**GIVEN EXERCISE:**
Search the records that follow and extract every line containing the string "color".

**EXTRACTED INFORMATION:**
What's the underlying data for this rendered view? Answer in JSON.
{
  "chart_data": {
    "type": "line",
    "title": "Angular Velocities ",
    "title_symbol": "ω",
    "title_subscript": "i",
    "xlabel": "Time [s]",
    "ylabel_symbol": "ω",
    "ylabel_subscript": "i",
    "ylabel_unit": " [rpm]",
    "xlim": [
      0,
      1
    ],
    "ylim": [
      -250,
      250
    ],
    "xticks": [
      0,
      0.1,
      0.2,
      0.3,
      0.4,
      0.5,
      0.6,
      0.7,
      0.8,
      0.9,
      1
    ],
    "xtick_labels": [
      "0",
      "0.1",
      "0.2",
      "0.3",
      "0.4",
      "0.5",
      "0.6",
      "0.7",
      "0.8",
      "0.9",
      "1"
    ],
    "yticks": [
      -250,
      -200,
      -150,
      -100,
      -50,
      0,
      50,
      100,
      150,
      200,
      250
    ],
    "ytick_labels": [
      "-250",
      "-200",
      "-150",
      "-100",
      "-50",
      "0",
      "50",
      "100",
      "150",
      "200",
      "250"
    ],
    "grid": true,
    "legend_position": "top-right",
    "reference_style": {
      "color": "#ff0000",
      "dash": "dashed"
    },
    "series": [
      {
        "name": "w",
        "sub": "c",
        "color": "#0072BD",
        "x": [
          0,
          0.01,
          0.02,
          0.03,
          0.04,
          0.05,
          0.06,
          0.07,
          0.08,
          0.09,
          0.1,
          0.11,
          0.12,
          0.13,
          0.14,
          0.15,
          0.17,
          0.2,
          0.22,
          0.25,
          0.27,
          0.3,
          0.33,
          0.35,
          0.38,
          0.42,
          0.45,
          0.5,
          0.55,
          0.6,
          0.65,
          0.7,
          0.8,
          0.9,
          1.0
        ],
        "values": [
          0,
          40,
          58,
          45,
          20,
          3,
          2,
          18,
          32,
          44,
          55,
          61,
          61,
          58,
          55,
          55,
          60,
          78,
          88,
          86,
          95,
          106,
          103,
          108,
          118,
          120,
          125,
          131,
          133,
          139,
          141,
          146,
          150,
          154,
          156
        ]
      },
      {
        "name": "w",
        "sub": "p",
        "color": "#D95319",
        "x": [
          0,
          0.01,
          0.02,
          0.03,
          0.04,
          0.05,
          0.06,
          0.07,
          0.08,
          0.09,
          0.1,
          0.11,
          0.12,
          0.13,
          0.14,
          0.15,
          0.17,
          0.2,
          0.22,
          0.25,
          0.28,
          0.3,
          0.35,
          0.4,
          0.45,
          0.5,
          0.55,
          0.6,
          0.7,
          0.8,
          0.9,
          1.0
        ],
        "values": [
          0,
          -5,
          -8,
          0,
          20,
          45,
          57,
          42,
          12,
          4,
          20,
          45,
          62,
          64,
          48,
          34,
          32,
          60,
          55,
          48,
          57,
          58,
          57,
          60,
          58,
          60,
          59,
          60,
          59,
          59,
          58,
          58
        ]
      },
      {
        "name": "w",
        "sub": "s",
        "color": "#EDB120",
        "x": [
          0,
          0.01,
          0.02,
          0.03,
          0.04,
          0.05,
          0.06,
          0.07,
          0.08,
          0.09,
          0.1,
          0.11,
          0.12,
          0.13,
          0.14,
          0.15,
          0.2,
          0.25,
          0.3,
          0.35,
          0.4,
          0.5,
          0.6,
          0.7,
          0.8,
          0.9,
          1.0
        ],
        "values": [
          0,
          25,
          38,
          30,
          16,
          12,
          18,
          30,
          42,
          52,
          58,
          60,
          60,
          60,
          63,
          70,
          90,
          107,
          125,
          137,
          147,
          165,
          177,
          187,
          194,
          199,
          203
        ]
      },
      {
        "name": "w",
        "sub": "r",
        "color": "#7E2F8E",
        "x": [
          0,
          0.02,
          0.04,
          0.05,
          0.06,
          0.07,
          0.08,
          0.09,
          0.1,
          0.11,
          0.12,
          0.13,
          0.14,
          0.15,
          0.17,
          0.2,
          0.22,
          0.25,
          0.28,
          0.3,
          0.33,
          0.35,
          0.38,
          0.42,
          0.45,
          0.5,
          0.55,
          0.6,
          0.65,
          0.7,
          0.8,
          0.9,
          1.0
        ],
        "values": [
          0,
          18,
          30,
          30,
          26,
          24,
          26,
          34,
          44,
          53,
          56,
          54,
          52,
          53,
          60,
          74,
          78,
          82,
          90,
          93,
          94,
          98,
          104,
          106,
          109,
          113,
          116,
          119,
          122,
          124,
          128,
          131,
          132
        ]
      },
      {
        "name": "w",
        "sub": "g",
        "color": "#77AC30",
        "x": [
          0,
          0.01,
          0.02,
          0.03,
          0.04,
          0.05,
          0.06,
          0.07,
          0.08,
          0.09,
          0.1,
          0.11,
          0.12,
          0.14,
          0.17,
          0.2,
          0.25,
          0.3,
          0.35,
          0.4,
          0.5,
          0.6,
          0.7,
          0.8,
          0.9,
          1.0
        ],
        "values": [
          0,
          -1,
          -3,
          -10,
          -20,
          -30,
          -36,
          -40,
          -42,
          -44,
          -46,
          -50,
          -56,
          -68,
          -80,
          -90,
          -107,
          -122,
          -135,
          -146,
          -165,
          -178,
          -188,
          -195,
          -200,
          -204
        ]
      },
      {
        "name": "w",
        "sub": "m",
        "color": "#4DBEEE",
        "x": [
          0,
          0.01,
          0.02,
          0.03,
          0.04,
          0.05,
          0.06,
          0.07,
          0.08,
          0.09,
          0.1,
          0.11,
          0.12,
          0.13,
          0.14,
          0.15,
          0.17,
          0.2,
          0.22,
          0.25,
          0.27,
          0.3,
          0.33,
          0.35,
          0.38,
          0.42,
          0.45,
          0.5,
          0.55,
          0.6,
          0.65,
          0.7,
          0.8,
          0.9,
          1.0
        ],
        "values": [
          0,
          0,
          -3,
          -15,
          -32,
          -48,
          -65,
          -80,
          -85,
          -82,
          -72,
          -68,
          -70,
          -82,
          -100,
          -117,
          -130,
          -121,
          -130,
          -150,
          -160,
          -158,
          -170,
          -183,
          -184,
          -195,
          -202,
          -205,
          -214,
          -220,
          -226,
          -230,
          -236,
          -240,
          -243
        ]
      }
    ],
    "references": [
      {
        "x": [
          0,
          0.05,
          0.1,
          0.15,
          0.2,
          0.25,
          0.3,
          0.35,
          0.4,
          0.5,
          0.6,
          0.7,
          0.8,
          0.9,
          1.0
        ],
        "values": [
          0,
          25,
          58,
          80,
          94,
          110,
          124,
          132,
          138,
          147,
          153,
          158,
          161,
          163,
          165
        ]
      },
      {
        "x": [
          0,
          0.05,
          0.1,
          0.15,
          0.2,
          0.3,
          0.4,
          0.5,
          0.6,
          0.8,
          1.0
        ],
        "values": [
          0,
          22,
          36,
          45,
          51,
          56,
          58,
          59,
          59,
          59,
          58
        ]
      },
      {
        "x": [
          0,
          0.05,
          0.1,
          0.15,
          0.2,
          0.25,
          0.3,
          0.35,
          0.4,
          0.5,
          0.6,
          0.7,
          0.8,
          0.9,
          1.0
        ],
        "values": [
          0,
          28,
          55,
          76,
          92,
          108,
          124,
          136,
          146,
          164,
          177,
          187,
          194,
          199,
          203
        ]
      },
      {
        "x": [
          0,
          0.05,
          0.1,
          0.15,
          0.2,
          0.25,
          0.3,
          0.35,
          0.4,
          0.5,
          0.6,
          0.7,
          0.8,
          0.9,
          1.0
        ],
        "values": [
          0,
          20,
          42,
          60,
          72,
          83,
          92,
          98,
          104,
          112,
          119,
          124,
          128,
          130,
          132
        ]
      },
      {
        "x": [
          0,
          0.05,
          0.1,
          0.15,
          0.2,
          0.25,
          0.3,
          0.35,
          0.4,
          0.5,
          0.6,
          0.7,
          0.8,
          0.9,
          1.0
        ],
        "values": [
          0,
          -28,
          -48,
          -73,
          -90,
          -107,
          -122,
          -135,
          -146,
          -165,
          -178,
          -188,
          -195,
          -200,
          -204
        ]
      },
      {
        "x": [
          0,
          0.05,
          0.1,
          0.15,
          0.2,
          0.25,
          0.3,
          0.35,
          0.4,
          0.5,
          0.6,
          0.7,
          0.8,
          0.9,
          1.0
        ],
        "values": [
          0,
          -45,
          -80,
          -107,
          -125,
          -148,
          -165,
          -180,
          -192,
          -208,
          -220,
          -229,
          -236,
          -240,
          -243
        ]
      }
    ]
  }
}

**ANSWER TO THIS PROBLEM:**
      "color": "#ff0000",
        "color": "#0072BD",
        "color": "#D95319",
        "color": "#EDB120",
        "color": "#7E2F8E",
        "color": "#77AC30",
        "color": "#4DBEEE",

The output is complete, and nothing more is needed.